Supplied passage ->
Google AIY Voice Kit Review

AIY Voice Kit box

Google is selling a DIY smart speaker kit in the US through Target stores. They call it an AIY Voice Kit with the sub-heading of a “Do-it-yourself intelligent speaker.” Is it a kit that lives up to what the box promises for only $50? Let’s find out, together.

I’m not super fond of Google, they’re great at search but really make their money today by selling advertising space on websites. In my opinion, their “don’t be evil” motto has shifted as their priorities changed. There’s always the upfront cost of a product ($50) but with any smart speaker device there’s also the intangible cost of allowing a company to listen to, and process, whatever it can hear.

Ideally a smart speaker would only listen after a physical input, or most smart speakers also have a wake word to summon the device to interpret your speech and do something with it.  This kit has an arcade button on top for physical input if that’s your game.

The do-it-yourself aspect is mostly fun, you assemble the included bare speaker, wires, cardboard, arcade button, and a Raspberry Pi Zero WH with Google’s Voice Bonnet add-on board to make the smart speaker. It’s not very difficult to put this kit together, the instructions are clear, but it is missing two things you’ll need, and one critical component of the setup requires other tools or devices.

You’ll need a very small flathead screwdriver to connect the speaker cables to the terminals. I happen to have the right screwdriver, but these terminal screws are incredibly tiny. Your regular household tools aren’t going to work with them.

It only takes about an hour before you’re putting the included Micro SD card in and powering the speaker up, or you would be. If there were a power supply included. You get a USB cable in the box, but no power connection.

Task statement -> In the AIY Voice Kit review, what tool do you need to connect the speaker cables to the terminals?

Material provided ->

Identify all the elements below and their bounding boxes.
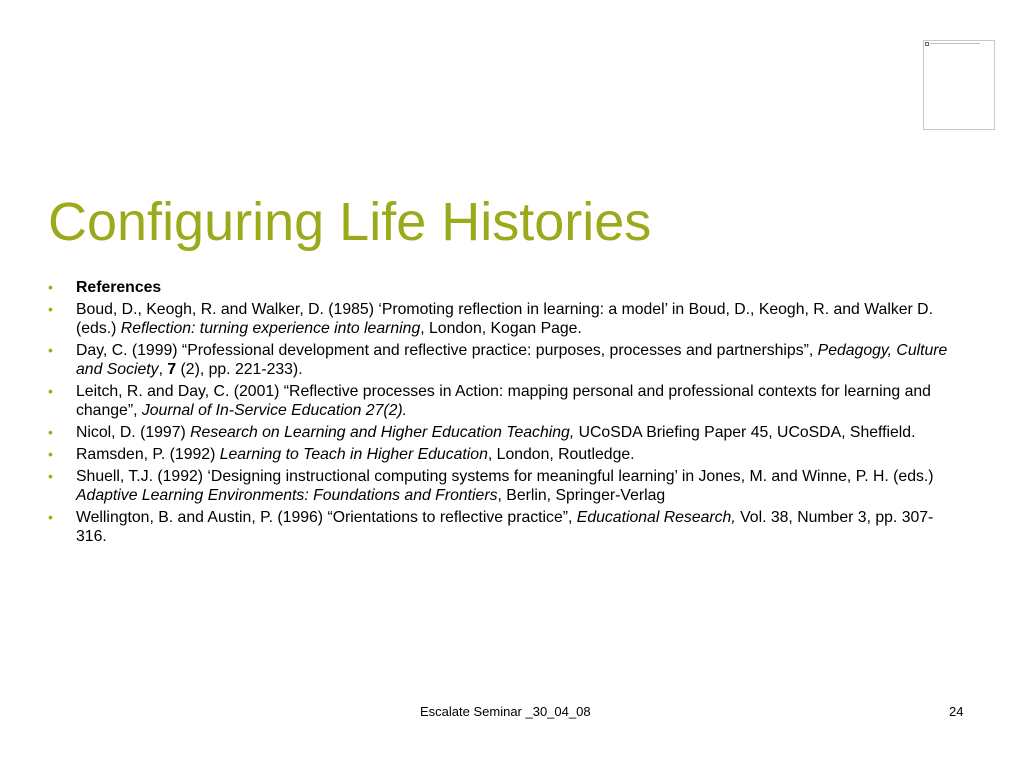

Written reply -> A very small flathead screwdriver.